[Your objective] Scan the material for the word "color", and copy each line where it shows up.

[Dataset excerpts]
= = = = =
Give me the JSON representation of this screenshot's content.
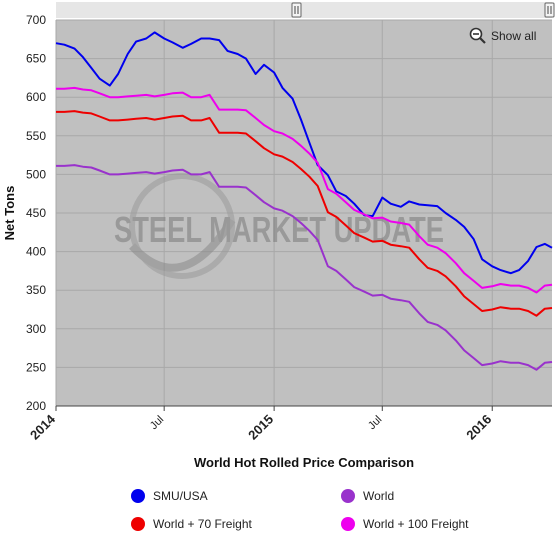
{
  "chart_data": {
    "type": "line",
    "title": "World Hot Rolled Price Comparison",
    "ylabel": "Net Tons",
    "xlabel": "",
    "ylim": [
      200,
      700
    ],
    "yticks": [
      200,
      250,
      300,
      350,
      400,
      450,
      500,
      550,
      600,
      650,
      700
    ],
    "xrange": [
      "2014-01-01",
      "2016-03-15"
    ],
    "xticks": [
      {
        "label": "2014",
        "date": "2014-01-01",
        "major": true
      },
      {
        "label": "Jul",
        "date": "2014-07-01",
        "major": false
      },
      {
        "label": "2015",
        "date": "2015-01-01",
        "major": true
      },
      {
        "label": "Jul",
        "date": "2015-07-01",
        "major": false
      },
      {
        "label": "2016",
        "date": "2016-01-01",
        "major": true
      }
    ],
    "grid": true,
    "legend_position": "bottom",
    "zoom_control": "Show all",
    "watermark": "STEEL MARKET UPDATE",
    "series": [
      {
        "name": "SMU/USA",
        "color": "#0000ee",
        "points": [
          [
            "2014-01-01",
            670
          ],
          [
            "2014-01-15",
            668
          ],
          [
            "2014-02-01",
            663
          ],
          [
            "2014-02-15",
            652
          ],
          [
            "2014-03-01",
            638
          ],
          [
            "2014-03-15",
            624
          ],
          [
            "2014-04-01",
            615
          ],
          [
            "2014-04-15",
            630
          ],
          [
            "2014-05-01",
            656
          ],
          [
            "2014-05-15",
            672
          ],
          [
            "2014-06-01",
            676
          ],
          [
            "2014-06-15",
            684
          ],
          [
            "2014-07-01",
            676
          ],
          [
            "2014-07-15",
            671
          ],
          [
            "2014-08-01",
            664
          ],
          [
            "2014-08-15",
            669
          ],
          [
            "2014-09-01",
            676
          ],
          [
            "2014-09-15",
            676
          ],
          [
            "2014-10-01",
            674
          ],
          [
            "2014-10-15",
            660
          ],
          [
            "2014-11-01",
            656
          ],
          [
            "2014-11-15",
            650
          ],
          [
            "2014-12-01",
            630
          ],
          [
            "2014-12-15",
            642
          ],
          [
            "2015-01-01",
            632
          ],
          [
            "2015-01-15",
            612
          ],
          [
            "2015-02-01",
            598
          ],
          [
            "2015-02-15",
            571
          ],
          [
            "2015-03-01",
            541
          ],
          [
            "2015-03-15",
            512
          ],
          [
            "2015-04-01",
            499
          ],
          [
            "2015-04-15",
            478
          ],
          [
            "2015-05-01",
            472
          ],
          [
            "2015-05-15",
            462
          ],
          [
            "2015-06-01",
            447
          ],
          [
            "2015-06-15",
            446
          ],
          [
            "2015-07-01",
            470
          ],
          [
            "2015-07-15",
            462
          ],
          [
            "2015-08-01",
            458
          ],
          [
            "2015-08-15",
            465
          ],
          [
            "2015-09-01",
            461
          ],
          [
            "2015-09-15",
            460
          ],
          [
            "2015-10-01",
            459
          ],
          [
            "2015-10-15",
            450
          ],
          [
            "2015-11-01",
            441
          ],
          [
            "2015-11-15",
            432
          ],
          [
            "2015-12-01",
            416
          ],
          [
            "2015-12-15",
            390
          ],
          [
            "2016-01-01",
            381
          ],
          [
            "2016-01-15",
            376
          ],
          [
            "2016-02-01",
            372
          ],
          [
            "2016-02-15",
            376
          ],
          [
            "2016-03-01",
            388
          ],
          [
            "2016-03-15",
            406
          ],
          [
            "2016-03-29",
            410
          ],
          [
            "2016-04-10",
            405
          ]
        ]
      },
      {
        "name": "World",
        "color": "#9932cc",
        "points": [
          [
            "2014-01-01",
            511
          ],
          [
            "2014-01-15",
            511
          ],
          [
            "2014-02-01",
            512
          ],
          [
            "2014-02-15",
            510
          ],
          [
            "2014-03-01",
            509
          ],
          [
            "2014-03-15",
            505
          ],
          [
            "2014-04-01",
            500
          ],
          [
            "2014-04-15",
            500
          ],
          [
            "2014-05-01",
            501
          ],
          [
            "2014-05-15",
            502
          ],
          [
            "2014-06-01",
            503
          ],
          [
            "2014-06-15",
            501
          ],
          [
            "2014-07-01",
            503
          ],
          [
            "2014-07-15",
            505
          ],
          [
            "2014-08-01",
            506
          ],
          [
            "2014-08-15",
            500
          ],
          [
            "2014-09-01",
            500
          ],
          [
            "2014-09-15",
            503
          ],
          [
            "2014-10-01",
            484
          ],
          [
            "2014-10-15",
            484
          ],
          [
            "2014-11-01",
            484
          ],
          [
            "2014-11-15",
            483
          ],
          [
            "2014-12-01",
            473
          ],
          [
            "2014-12-15",
            464
          ],
          [
            "2015-01-01",
            456
          ],
          [
            "2015-01-15",
            453
          ],
          [
            "2015-02-01",
            446
          ],
          [
            "2015-02-15",
            437
          ],
          [
            "2015-03-01",
            427
          ],
          [
            "2015-03-15",
            415
          ],
          [
            "2015-04-01",
            381
          ],
          [
            "2015-04-15",
            375
          ],
          [
            "2015-05-01",
            364
          ],
          [
            "2015-05-15",
            354
          ],
          [
            "2015-06-01",
            348
          ],
          [
            "2015-06-15",
            343
          ],
          [
            "2015-07-01",
            344
          ],
          [
            "2015-07-15",
            339
          ],
          [
            "2015-08-01",
            337
          ],
          [
            "2015-08-15",
            335
          ],
          [
            "2015-09-01",
            320
          ],
          [
            "2015-09-15",
            309
          ],
          [
            "2015-10-01",
            305
          ],
          [
            "2015-10-15",
            298
          ],
          [
            "2015-11-01",
            285
          ],
          [
            "2015-11-15",
            272
          ],
          [
            "2015-12-01",
            262
          ],
          [
            "2015-12-15",
            253
          ],
          [
            "2016-01-01",
            255
          ],
          [
            "2016-01-15",
            258
          ],
          [
            "2016-02-01",
            256
          ],
          [
            "2016-02-15",
            256
          ],
          [
            "2016-03-01",
            253
          ],
          [
            "2016-03-15",
            247
          ],
          [
            "2016-03-29",
            256
          ],
          [
            "2016-04-10",
            257
          ]
        ]
      },
      {
        "name": "World + 70 Freight",
        "color": "#ee0000",
        "points": [
          [
            "2014-01-01",
            581
          ],
          [
            "2014-01-15",
            581
          ],
          [
            "2014-02-01",
            582
          ],
          [
            "2014-02-15",
            580
          ],
          [
            "2014-03-01",
            579
          ],
          [
            "2014-03-15",
            575
          ],
          [
            "2014-04-01",
            570
          ],
          [
            "2014-04-15",
            570
          ],
          [
            "2014-05-01",
            571
          ],
          [
            "2014-05-15",
            572
          ],
          [
            "2014-06-01",
            573
          ],
          [
            "2014-06-15",
            571
          ],
          [
            "2014-07-01",
            573
          ],
          [
            "2014-07-15",
            575
          ],
          [
            "2014-08-01",
            576
          ],
          [
            "2014-08-15",
            570
          ],
          [
            "2014-09-01",
            570
          ],
          [
            "2014-09-15",
            573
          ],
          [
            "2014-10-01",
            554
          ],
          [
            "2014-10-15",
            554
          ],
          [
            "2014-11-01",
            554
          ],
          [
            "2014-11-15",
            553
          ],
          [
            "2014-12-01",
            543
          ],
          [
            "2014-12-15",
            534
          ],
          [
            "2015-01-01",
            526
          ],
          [
            "2015-01-15",
            523
          ],
          [
            "2015-02-01",
            516
          ],
          [
            "2015-02-15",
            507
          ],
          [
            "2015-03-01",
            497
          ],
          [
            "2015-03-15",
            485
          ],
          [
            "2015-04-01",
            451
          ],
          [
            "2015-04-15",
            445
          ],
          [
            "2015-05-01",
            434
          ],
          [
            "2015-05-15",
            424
          ],
          [
            "2015-06-01",
            418
          ],
          [
            "2015-06-15",
            413
          ],
          [
            "2015-07-01",
            414
          ],
          [
            "2015-07-15",
            409
          ],
          [
            "2015-08-01",
            407
          ],
          [
            "2015-08-15",
            405
          ],
          [
            "2015-09-01",
            390
          ],
          [
            "2015-09-15",
            379
          ],
          [
            "2015-10-01",
            375
          ],
          [
            "2015-10-15",
            368
          ],
          [
            "2015-11-01",
            355
          ],
          [
            "2015-11-15",
            342
          ],
          [
            "2015-12-01",
            332
          ],
          [
            "2015-12-15",
            323
          ],
          [
            "2016-01-01",
            325
          ],
          [
            "2016-01-15",
            328
          ],
          [
            "2016-02-01",
            326
          ],
          [
            "2016-02-15",
            326
          ],
          [
            "2016-03-01",
            323
          ],
          [
            "2016-03-15",
            317
          ],
          [
            "2016-03-29",
            326
          ],
          [
            "2016-04-10",
            327
          ]
        ]
      },
      {
        "name": "World + 100 Freight",
        "color": "#ee00ee",
        "points": [
          [
            "2014-01-01",
            611
          ],
          [
            "2014-01-15",
            611
          ],
          [
            "2014-02-01",
            612
          ],
          [
            "2014-02-15",
            610
          ],
          [
            "2014-03-01",
            609
          ],
          [
            "2014-03-15",
            605
          ],
          [
            "2014-04-01",
            600
          ],
          [
            "2014-04-15",
            600
          ],
          [
            "2014-05-01",
            601
          ],
          [
            "2014-05-15",
            602
          ],
          [
            "2014-06-01",
            603
          ],
          [
            "2014-06-15",
            601
          ],
          [
            "2014-07-01",
            603
          ],
          [
            "2014-07-15",
            605
          ],
          [
            "2014-08-01",
            606
          ],
          [
            "2014-08-15",
            600
          ],
          [
            "2014-09-01",
            600
          ],
          [
            "2014-09-15",
            603
          ],
          [
            "2014-10-01",
            584
          ],
          [
            "2014-10-15",
            584
          ],
          [
            "2014-11-01",
            584
          ],
          [
            "2014-11-15",
            583
          ],
          [
            "2014-12-01",
            573
          ],
          [
            "2014-12-15",
            564
          ],
          [
            "2015-01-01",
            556
          ],
          [
            "2015-01-15",
            553
          ],
          [
            "2015-02-01",
            546
          ],
          [
            "2015-02-15",
            537
          ],
          [
            "2015-03-01",
            527
          ],
          [
            "2015-03-15",
            515
          ],
          [
            "2015-04-01",
            481
          ],
          [
            "2015-04-15",
            475
          ],
          [
            "2015-05-01",
            464
          ],
          [
            "2015-05-15",
            454
          ],
          [
            "2015-06-01",
            448
          ],
          [
            "2015-06-15",
            443
          ],
          [
            "2015-07-01",
            444
          ],
          [
            "2015-07-15",
            439
          ],
          [
            "2015-08-01",
            437
          ],
          [
            "2015-08-15",
            435
          ],
          [
            "2015-09-01",
            420
          ],
          [
            "2015-09-15",
            409
          ],
          [
            "2015-10-01",
            405
          ],
          [
            "2015-10-15",
            398
          ],
          [
            "2015-11-01",
            385
          ],
          [
            "2015-11-15",
            372
          ],
          [
            "2015-12-01",
            362
          ],
          [
            "2015-12-15",
            353
          ],
          [
            "2016-01-01",
            355
          ],
          [
            "2016-01-15",
            358
          ],
          [
            "2016-02-01",
            356
          ],
          [
            "2016-02-15",
            356
          ],
          [
            "2016-03-01",
            353
          ],
          [
            "2016-03-15",
            347
          ],
          [
            "2016-03-29",
            356
          ],
          [
            "2016-04-10",
            357
          ]
        ]
      }
    ],
    "legend": [
      {
        "name": "SMU/USA",
        "color": "#0000ee"
      },
      {
        "name": "World",
        "color": "#9932cc"
      },
      {
        "name": "World + 70 Freight",
        "color": "#ee0000"
      },
      {
        "name": "World + 100 Freight",
        "color": "#ee00ee"
      }
    ]
  }
}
= = = = =
[Task result]
        "color": "#0000ee",
        "color": "#9932cc",
        "color": "#ee0000",
        "color": "#ee00ee",
        "color": "#0000ee"
        "color": "#9932cc"
        "color": "#ee0000"
        "color": "#ee00ee"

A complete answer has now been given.